(Records that describe figures)
════════
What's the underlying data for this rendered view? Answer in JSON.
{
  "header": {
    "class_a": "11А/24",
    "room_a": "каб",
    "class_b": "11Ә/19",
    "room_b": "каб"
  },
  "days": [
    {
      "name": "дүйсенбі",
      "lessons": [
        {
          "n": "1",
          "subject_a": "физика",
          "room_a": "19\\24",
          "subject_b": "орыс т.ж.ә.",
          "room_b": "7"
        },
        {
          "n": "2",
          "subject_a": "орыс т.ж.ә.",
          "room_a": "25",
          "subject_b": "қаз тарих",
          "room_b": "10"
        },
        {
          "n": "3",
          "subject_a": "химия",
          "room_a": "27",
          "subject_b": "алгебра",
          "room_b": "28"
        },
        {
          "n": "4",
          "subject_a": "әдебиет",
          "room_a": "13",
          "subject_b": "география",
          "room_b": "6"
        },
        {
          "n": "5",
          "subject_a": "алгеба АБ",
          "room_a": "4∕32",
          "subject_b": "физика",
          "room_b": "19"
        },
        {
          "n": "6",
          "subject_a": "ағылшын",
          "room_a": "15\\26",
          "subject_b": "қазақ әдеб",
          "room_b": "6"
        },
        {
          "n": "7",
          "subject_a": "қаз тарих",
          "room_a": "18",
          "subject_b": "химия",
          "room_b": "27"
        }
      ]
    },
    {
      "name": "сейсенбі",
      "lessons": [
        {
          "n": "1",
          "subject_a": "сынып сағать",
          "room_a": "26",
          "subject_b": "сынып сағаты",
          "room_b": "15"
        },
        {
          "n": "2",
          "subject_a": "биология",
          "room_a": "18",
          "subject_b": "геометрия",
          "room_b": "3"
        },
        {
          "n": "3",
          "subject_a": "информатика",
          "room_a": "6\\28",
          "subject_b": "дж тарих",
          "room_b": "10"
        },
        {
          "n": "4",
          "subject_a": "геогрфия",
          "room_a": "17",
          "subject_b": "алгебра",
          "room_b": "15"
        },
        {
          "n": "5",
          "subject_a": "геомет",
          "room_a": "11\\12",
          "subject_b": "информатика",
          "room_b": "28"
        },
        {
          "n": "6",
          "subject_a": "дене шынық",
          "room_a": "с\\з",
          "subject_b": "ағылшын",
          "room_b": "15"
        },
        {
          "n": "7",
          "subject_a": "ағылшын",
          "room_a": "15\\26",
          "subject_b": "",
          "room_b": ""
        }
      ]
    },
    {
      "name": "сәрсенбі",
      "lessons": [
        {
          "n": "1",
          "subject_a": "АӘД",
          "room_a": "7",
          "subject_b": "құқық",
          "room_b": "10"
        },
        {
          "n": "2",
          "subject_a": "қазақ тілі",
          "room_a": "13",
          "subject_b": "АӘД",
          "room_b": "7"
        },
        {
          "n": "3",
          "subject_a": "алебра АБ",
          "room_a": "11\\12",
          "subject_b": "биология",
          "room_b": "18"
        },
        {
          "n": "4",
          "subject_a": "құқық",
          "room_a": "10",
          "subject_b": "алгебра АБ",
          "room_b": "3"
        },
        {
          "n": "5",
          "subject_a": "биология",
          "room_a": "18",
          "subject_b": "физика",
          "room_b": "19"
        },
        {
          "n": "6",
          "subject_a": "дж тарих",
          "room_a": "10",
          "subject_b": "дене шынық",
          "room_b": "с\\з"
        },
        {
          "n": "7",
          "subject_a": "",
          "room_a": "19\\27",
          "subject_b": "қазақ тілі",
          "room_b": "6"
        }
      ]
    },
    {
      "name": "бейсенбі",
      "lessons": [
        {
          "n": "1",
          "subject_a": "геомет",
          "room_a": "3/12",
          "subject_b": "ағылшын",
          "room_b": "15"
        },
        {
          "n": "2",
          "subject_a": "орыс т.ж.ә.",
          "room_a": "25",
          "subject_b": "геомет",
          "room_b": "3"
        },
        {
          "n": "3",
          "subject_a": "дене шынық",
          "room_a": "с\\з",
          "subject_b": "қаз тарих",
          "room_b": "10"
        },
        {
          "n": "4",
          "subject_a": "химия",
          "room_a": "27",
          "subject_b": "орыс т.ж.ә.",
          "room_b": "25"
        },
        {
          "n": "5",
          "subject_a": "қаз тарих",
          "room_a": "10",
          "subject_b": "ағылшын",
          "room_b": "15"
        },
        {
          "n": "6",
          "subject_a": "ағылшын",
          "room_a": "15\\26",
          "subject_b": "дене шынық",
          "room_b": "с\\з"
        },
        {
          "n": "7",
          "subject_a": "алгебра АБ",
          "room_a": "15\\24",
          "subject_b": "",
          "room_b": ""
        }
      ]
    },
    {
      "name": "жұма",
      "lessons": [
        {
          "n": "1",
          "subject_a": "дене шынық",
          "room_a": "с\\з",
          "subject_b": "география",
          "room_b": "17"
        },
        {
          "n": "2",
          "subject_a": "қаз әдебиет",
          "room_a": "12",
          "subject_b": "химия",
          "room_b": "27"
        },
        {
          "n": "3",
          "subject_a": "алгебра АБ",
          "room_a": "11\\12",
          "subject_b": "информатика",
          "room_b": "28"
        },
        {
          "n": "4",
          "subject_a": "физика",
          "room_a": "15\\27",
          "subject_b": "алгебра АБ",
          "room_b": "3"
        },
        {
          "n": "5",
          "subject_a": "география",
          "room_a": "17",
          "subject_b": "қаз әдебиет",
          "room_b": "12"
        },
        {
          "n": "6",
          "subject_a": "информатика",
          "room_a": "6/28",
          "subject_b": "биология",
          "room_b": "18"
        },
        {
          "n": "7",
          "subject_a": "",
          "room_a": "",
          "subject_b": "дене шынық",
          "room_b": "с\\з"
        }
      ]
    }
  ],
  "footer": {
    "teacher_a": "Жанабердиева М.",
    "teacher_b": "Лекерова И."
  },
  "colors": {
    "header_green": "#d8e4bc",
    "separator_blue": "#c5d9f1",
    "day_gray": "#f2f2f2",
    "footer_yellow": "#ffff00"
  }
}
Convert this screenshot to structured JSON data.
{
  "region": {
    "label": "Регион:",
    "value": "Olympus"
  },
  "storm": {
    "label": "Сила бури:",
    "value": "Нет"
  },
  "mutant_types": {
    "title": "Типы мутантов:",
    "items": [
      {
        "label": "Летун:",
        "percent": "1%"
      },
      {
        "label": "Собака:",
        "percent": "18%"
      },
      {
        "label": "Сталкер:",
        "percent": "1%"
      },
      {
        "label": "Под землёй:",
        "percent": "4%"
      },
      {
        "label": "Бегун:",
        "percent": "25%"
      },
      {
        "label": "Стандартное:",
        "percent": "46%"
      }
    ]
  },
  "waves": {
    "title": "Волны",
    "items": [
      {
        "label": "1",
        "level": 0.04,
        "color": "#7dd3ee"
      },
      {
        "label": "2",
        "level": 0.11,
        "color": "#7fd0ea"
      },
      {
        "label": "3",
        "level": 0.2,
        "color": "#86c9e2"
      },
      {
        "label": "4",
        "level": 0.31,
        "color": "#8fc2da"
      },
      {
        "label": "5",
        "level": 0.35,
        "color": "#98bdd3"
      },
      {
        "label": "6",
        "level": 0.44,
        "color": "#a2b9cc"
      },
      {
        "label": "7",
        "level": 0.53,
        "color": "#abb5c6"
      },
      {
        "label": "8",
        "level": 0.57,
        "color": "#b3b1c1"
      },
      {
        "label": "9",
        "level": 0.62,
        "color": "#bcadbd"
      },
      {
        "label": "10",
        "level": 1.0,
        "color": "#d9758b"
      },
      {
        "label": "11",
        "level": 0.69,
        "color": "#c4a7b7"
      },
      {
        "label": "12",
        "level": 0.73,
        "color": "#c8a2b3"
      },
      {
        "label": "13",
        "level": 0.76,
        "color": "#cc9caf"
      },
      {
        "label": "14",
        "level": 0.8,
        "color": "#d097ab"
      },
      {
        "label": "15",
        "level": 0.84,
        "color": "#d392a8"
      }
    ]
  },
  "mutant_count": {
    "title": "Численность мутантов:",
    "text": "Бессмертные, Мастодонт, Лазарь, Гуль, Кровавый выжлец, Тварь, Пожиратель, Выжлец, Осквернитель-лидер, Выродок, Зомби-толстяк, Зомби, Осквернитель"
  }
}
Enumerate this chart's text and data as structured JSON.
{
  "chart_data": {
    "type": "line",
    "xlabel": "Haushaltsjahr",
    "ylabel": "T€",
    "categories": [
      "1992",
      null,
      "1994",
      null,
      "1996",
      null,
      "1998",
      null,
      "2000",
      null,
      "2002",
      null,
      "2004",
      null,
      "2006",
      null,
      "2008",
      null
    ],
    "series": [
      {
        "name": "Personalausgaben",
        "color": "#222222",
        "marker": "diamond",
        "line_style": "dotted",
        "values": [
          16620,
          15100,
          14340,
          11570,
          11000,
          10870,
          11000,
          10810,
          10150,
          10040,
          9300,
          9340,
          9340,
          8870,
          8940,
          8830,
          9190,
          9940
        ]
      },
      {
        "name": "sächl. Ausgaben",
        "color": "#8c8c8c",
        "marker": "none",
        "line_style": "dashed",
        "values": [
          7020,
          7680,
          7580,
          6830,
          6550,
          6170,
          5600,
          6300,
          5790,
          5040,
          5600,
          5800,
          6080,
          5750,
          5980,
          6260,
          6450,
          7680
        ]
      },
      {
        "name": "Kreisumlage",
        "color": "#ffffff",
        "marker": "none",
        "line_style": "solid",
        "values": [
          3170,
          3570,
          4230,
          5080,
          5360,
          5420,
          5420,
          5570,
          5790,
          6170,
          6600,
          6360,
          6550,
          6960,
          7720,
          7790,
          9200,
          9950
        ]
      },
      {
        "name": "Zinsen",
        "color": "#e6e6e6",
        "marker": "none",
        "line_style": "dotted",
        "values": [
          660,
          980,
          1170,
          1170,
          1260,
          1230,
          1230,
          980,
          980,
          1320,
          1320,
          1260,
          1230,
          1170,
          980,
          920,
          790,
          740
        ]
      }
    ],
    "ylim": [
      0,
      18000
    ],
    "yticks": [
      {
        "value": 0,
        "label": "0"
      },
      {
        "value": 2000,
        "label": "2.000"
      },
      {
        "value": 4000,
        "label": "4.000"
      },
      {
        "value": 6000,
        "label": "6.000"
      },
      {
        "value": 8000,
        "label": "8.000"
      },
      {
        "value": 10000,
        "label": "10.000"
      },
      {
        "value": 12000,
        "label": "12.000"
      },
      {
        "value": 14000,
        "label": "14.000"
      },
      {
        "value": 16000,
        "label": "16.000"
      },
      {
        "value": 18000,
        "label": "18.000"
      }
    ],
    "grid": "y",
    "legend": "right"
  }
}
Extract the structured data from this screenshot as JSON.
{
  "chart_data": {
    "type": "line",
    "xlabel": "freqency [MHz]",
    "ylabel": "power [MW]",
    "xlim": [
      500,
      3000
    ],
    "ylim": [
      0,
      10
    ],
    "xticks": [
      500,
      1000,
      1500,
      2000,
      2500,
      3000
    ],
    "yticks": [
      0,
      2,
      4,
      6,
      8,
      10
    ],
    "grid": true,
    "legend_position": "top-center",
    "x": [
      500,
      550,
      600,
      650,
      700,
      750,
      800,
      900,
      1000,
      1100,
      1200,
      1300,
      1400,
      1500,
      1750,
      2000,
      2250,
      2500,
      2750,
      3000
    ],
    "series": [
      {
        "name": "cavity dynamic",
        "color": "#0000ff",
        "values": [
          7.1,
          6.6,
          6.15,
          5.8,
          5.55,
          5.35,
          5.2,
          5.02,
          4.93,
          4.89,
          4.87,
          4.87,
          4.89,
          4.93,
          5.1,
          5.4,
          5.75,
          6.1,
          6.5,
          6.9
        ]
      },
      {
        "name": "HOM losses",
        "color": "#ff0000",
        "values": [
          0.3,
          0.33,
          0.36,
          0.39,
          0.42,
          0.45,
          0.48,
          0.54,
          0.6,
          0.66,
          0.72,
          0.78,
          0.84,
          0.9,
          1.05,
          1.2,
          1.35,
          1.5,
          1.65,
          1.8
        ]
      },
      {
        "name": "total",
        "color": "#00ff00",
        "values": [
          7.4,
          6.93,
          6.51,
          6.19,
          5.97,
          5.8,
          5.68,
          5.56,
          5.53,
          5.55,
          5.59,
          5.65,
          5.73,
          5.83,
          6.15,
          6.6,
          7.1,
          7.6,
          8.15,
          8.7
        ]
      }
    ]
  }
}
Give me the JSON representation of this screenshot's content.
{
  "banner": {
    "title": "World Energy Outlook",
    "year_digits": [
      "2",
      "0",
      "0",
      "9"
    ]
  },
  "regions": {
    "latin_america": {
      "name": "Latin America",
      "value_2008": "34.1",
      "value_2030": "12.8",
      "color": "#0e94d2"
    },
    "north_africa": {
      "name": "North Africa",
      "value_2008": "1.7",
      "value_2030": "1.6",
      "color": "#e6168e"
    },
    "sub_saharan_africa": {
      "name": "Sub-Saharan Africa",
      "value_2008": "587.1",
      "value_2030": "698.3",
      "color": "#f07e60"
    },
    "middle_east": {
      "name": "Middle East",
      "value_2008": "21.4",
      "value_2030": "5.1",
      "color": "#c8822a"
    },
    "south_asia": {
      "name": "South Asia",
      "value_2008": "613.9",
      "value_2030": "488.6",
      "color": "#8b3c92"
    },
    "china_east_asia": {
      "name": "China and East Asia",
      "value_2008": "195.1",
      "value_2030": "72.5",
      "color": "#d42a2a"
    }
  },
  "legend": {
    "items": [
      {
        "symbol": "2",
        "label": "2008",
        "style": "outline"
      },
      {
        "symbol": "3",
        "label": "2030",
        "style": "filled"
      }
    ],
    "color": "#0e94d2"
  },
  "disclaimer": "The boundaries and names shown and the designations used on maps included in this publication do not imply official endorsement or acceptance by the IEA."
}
════════
Aim:
Collect from the data above every line that includes "percent".

Response to the exercise:
        "percent": "1%"
        "percent": "18%"
        "percent": "1%"
        "percent": "4%"
        "percent": "25%"
        "percent": "46%"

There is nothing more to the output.